=== What is needed ===
Omit images. Retype all entries verbatim.

=== Data to use ===
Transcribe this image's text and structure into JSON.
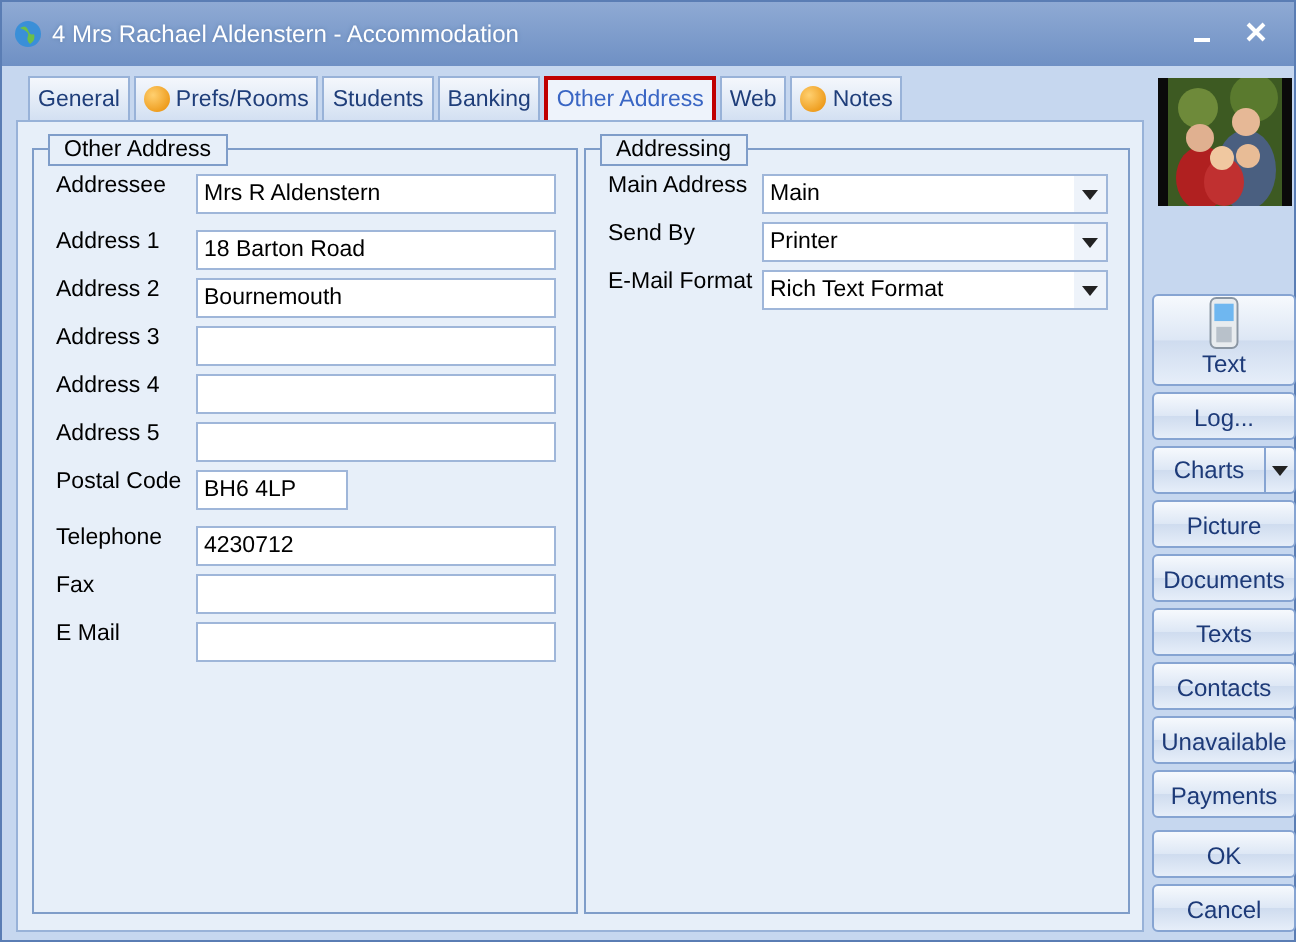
{
  "window": {
    "title": "4 Mrs Rachael Aldenstern - Accommodation"
  },
  "tabs": [
    {
      "label": "General",
      "selected": false,
      "info": false
    },
    {
      "label": "Prefs/Rooms",
      "selected": false,
      "info": true
    },
    {
      "label": "Students",
      "selected": false,
      "info": false
    },
    {
      "label": "Banking",
      "selected": false,
      "info": false
    },
    {
      "label": "Other Address",
      "selected": true,
      "info": false
    },
    {
      "label": "Web",
      "selected": false,
      "info": false
    },
    {
      "label": "Notes",
      "selected": false,
      "info": true
    }
  ],
  "other_address": {
    "title": "Other Address",
    "fields": [
      {
        "label": "Addressee",
        "value": "Mrs R Aldenstern",
        "kind": "wide"
      },
      {
        "label": "Address 1",
        "value": "18 Barton Road",
        "kind": "wide"
      },
      {
        "label": "Address 2",
        "value": "Bournemouth",
        "kind": "wide"
      },
      {
        "label": "Address 3",
        "kind": "wide"
      },
      {
        "label": "Address 4",
        "kind": "wide"
      },
      {
        "label": "Address 5",
        "kind": "wide"
      },
      {
        "label": "Postal Code",
        "value": "BH6 4LP",
        "kind": "short"
      },
      {
        "label": "Telephone",
        "value": "4230712",
        "kind": "wide"
      },
      {
        "label": "Fax",
        "kind": "wide"
      },
      {
        "label": "E Mail",
        "kind": "wide"
      }
    ]
  },
  "addressing": {
    "title": "Addressing",
    "fields": [
      {
        "label": "Main Address",
        "value": "Main"
      },
      {
        "label": "Send By",
        "value": "Printer"
      },
      {
        "label": "E-Mail Format",
        "value": "Rich Text Format"
      }
    ]
  },
  "buttons": [
    {
      "label": "Text",
      "kind": "phone"
    },
    {
      "label": "Log...",
      "kind": "plain"
    },
    {
      "label": "Charts",
      "kind": "split"
    },
    {
      "label": "Picture",
      "kind": "plain"
    },
    {
      "label": "Documents",
      "kind": "plain"
    },
    {
      "label": "Texts",
      "kind": "plain"
    },
    {
      "label": "Contacts",
      "kind": "plain"
    },
    {
      "label": "Unavailable",
      "kind": "plain"
    },
    {
      "label": "Payments",
      "kind": "plain"
    },
    {
      "label": "OK",
      "kind": "spaced"
    },
    {
      "label": "Cancel",
      "kind": "plain"
    }
  ]
}
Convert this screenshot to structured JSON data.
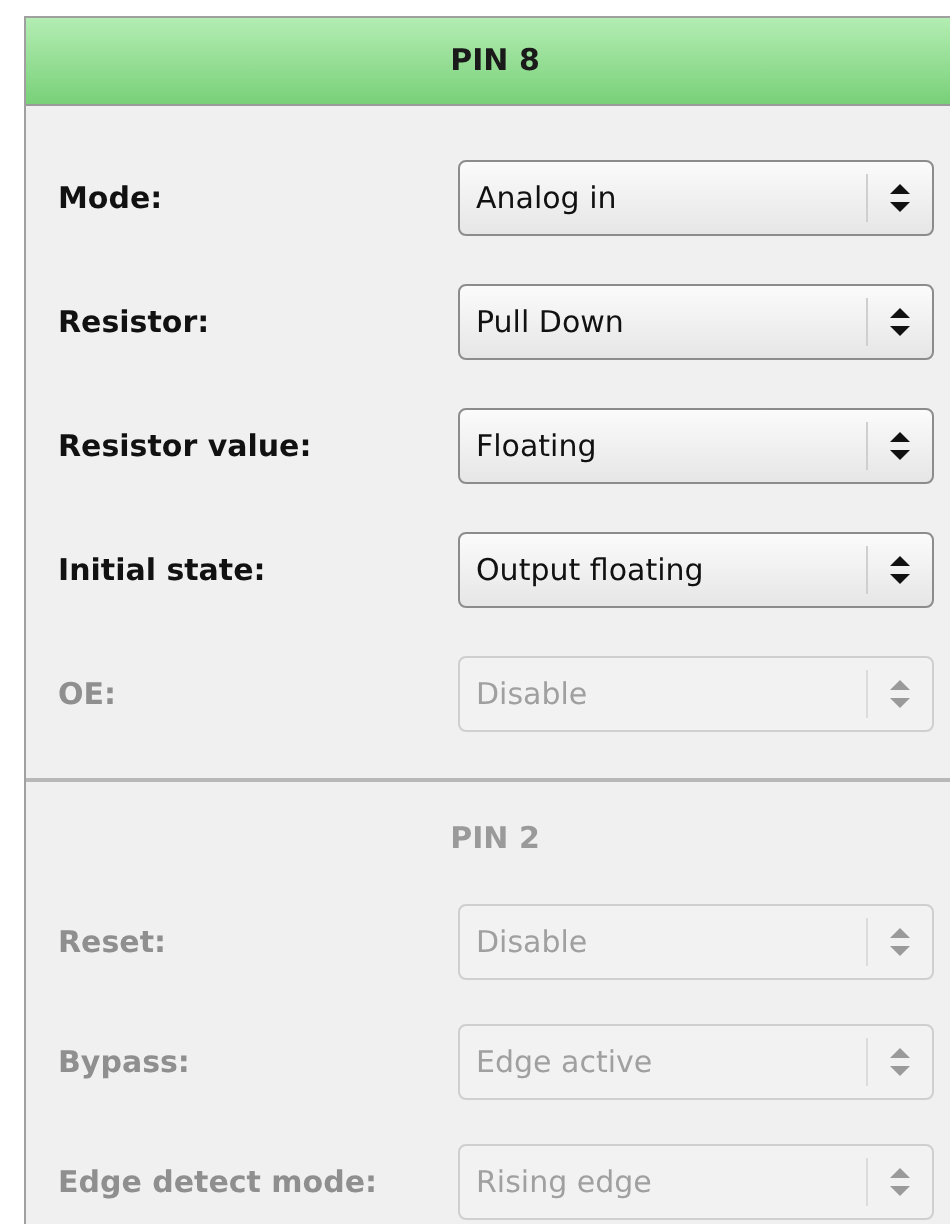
{
  "sections": [
    {
      "title": "PIN 8",
      "highlighted": true,
      "fields": [
        {
          "label": "Mode:",
          "value": "Analog in",
          "disabled": false
        },
        {
          "label": "Resistor:",
          "value": "Pull Down",
          "disabled": false
        },
        {
          "label": "Resistor value:",
          "value": "Floating",
          "disabled": false
        },
        {
          "label": "Initial state:",
          "value": "Output floating",
          "disabled": false
        },
        {
          "label": "OE:",
          "value": "Disable",
          "disabled": true
        }
      ]
    },
    {
      "title": "PIN 2",
      "highlighted": false,
      "fields": [
        {
          "label": "Reset:",
          "value": "Disable",
          "disabled": true
        },
        {
          "label": "Bypass:",
          "value": "Edge active",
          "disabled": true
        },
        {
          "label": "Edge detect mode:",
          "value": "Rising edge",
          "disabled": true
        }
      ]
    }
  ]
}
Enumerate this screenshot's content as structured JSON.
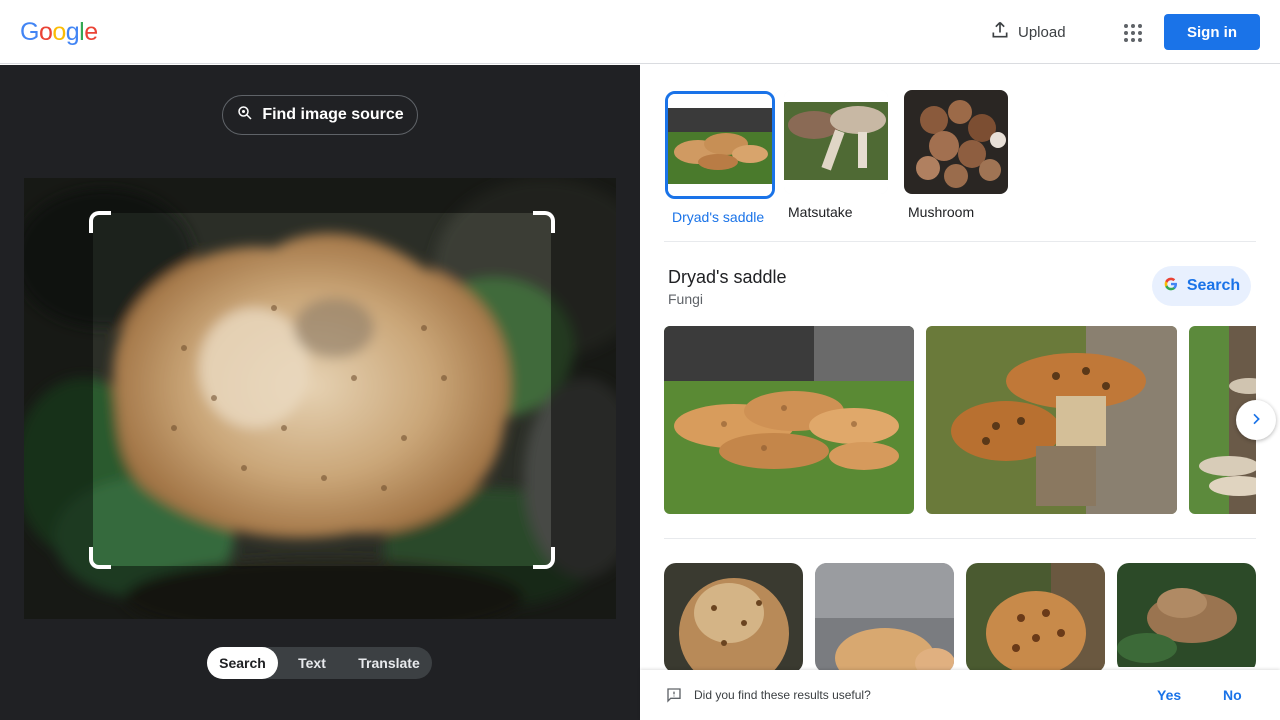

=== Task result ===
Transcribe this image's text and structure into JSON.
{
  "window": {
    "title": "4 Mrs Rachael Aldenstern - Accommodation"
  },
  "tabs": [
    {
      "label": "General",
      "selected": false,
      "info": false
    },
    {
      "label": "Prefs/Rooms",
      "selected": false,
      "info": true
    },
    {
      "label": "Students",
      "selected": false,
      "info": false
    },
    {
      "label": "Banking",
      "selected": false,
      "info": false
    },
    {
      "label": "Other Address",
      "selected": true,
      "info": false
    },
    {
      "label": "Web",
      "selected": false,
      "info": false
    },
    {
      "label": "Notes",
      "selected": false,
      "info": true
    }
  ],
  "other_address": {
    "title": "Other Address",
    "fields": [
      {
        "label": "Addressee",
        "value": "Mrs R Aldenstern",
        "kind": "wide"
      },
      {
        "label": "Address 1",
        "value": "18 Barton Road",
        "kind": "wide"
      },
      {
        "label": "Address 2",
        "value": "Bournemouth",
        "kind": "wide"
      },
      {
        "label": "Address 3",
        "kind": "wide"
      },
      {
        "label": "Address 4",
        "kind": "wide"
      },
      {
        "label": "Address 5",
        "kind": "wide"
      },
      {
        "label": "Postal Code",
        "value": "BH6 4LP",
        "kind": "short"
      },
      {
        "label": "Telephone",
        "value": "4230712",
        "kind": "wide"
      },
      {
        "label": "Fax",
        "kind": "wide"
      },
      {
        "label": "E Mail",
        "kind": "wide"
      }
    ]
  },
  "addressing": {
    "title": "Addressing",
    "fields": [
      {
        "label": "Main Address",
        "value": "Main"
      },
      {
        "label": "Send By",
        "value": "Printer"
      },
      {
        "label": "E-Mail Format",
        "value": "Rich Text Format"
      }
    ]
  },
  "buttons": [
    {
      "label": "Text",
      "kind": "phone"
    },
    {
      "label": "Log...",
      "kind": "plain"
    },
    {
      "label": "Charts",
      "kind": "split"
    },
    {
      "label": "Picture",
      "kind": "plain"
    },
    {
      "label": "Documents",
      "kind": "plain"
    },
    {
      "label": "Texts",
      "kind": "plain"
    },
    {
      "label": "Contacts",
      "kind": "plain"
    },
    {
      "label": "Unavailable",
      "kind": "plain"
    },
    {
      "label": "Payments",
      "kind": "plain"
    },
    {
      "label": "OK",
      "kind": "spaced"
    },
    {
      "label": "Cancel",
      "kind": "plain"
    }
  ]
}
Convert this screenshot to structured JSON data.
{
  "sections": [
    {
      "title": "PIN 8",
      "highlighted": true,
      "fields": [
        {
          "label": "Mode:",
          "value": "Analog in",
          "disabled": false
        },
        {
          "label": "Resistor:",
          "value": "Pull Down",
          "disabled": false
        },
        {
          "label": "Resistor value:",
          "value": "Floating",
          "disabled": false
        },
        {
          "label": "Initial state:",
          "value": "Output floating",
          "disabled": false
        },
        {
          "label": "OE:",
          "value": "Disable",
          "disabled": true
        }
      ]
    },
    {
      "title": "PIN 2",
      "highlighted": false,
      "fields": [
        {
          "label": "Reset:",
          "value": "Disable",
          "disabled": true
        },
        {
          "label": "Bypass:",
          "value": "Edge active",
          "disabled": true
        },
        {
          "label": "Edge detect mode:",
          "value": "Rising edge",
          "disabled": true
        }
      ]
    }
  ]
}
Enumerate this screenshot's content as structured JSON.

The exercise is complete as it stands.